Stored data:
--- Start ---

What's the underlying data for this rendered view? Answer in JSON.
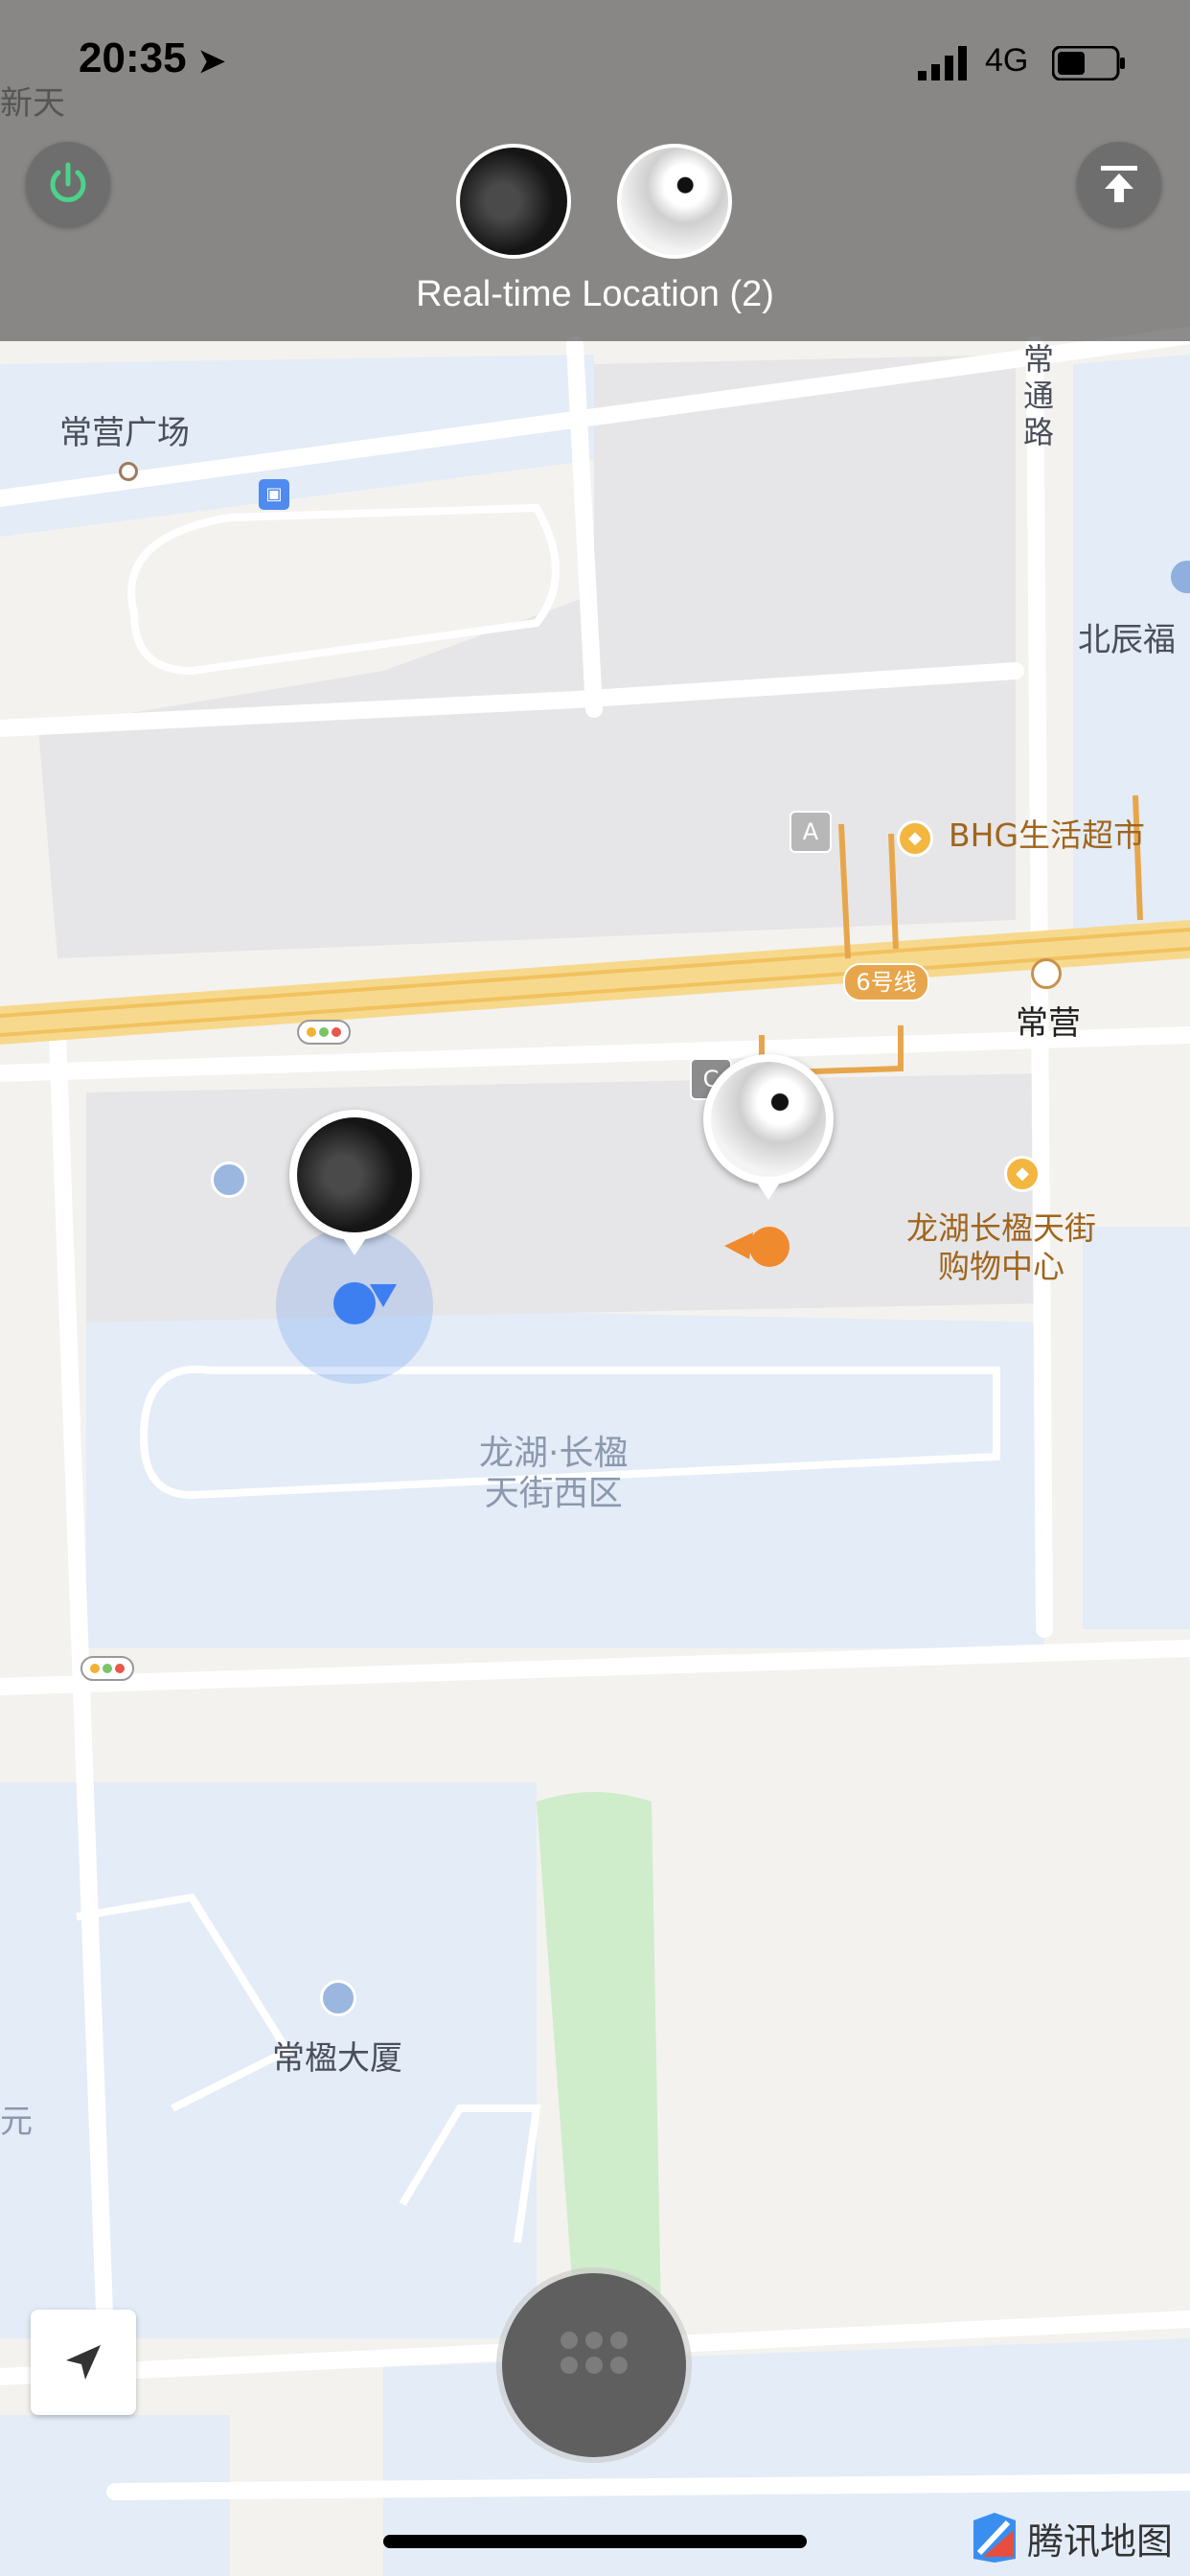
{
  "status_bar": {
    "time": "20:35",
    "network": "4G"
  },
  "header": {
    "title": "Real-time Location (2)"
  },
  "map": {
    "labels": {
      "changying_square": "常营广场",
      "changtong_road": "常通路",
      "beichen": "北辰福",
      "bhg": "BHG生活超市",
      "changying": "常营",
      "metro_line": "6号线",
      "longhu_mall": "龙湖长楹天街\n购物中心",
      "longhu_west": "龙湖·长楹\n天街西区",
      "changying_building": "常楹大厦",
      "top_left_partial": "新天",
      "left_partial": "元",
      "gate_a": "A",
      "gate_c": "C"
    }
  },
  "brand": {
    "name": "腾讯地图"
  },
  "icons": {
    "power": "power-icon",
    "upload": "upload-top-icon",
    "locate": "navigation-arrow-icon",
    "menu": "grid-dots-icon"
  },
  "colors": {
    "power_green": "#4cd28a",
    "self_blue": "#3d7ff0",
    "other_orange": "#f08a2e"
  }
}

--- End ---

Pictures in the records must not appear in the copy; transcribe everything else precisely.

■ **TASK OUTPUT**:
What's the underlying data for this rendered view? Answer in JSON.
{
  "status_bar": {
    "time": "20:35",
    "network": "4G"
  },
  "header": {
    "title": "Real-time Location (2)"
  },
  "map": {
    "labels": {
      "changying_square": "常营广场",
      "changtong_road": "常通路",
      "beichen": "北辰福",
      "bhg": "BHG生活超市",
      "changying": "常营",
      "metro_line": "6号线",
      "longhu_mall": "龙湖长楹天街\n购物中心",
      "longhu_west": "龙湖·长楹\n天街西区",
      "changying_building": "常楹大厦",
      "top_left_partial": "新天",
      "left_partial": "元",
      "gate_a": "A",
      "gate_c": "C"
    }
  },
  "brand": {
    "name": "腾讯地图"
  },
  "icons": {
    "power": "power-icon",
    "upload": "upload-top-icon",
    "locate": "navigation-arrow-icon",
    "menu": "grid-dots-icon"
  },
  "colors": {
    "power_green": "#4cd28a",
    "self_blue": "#3d7ff0",
    "other_orange": "#f08a2e"
  }
}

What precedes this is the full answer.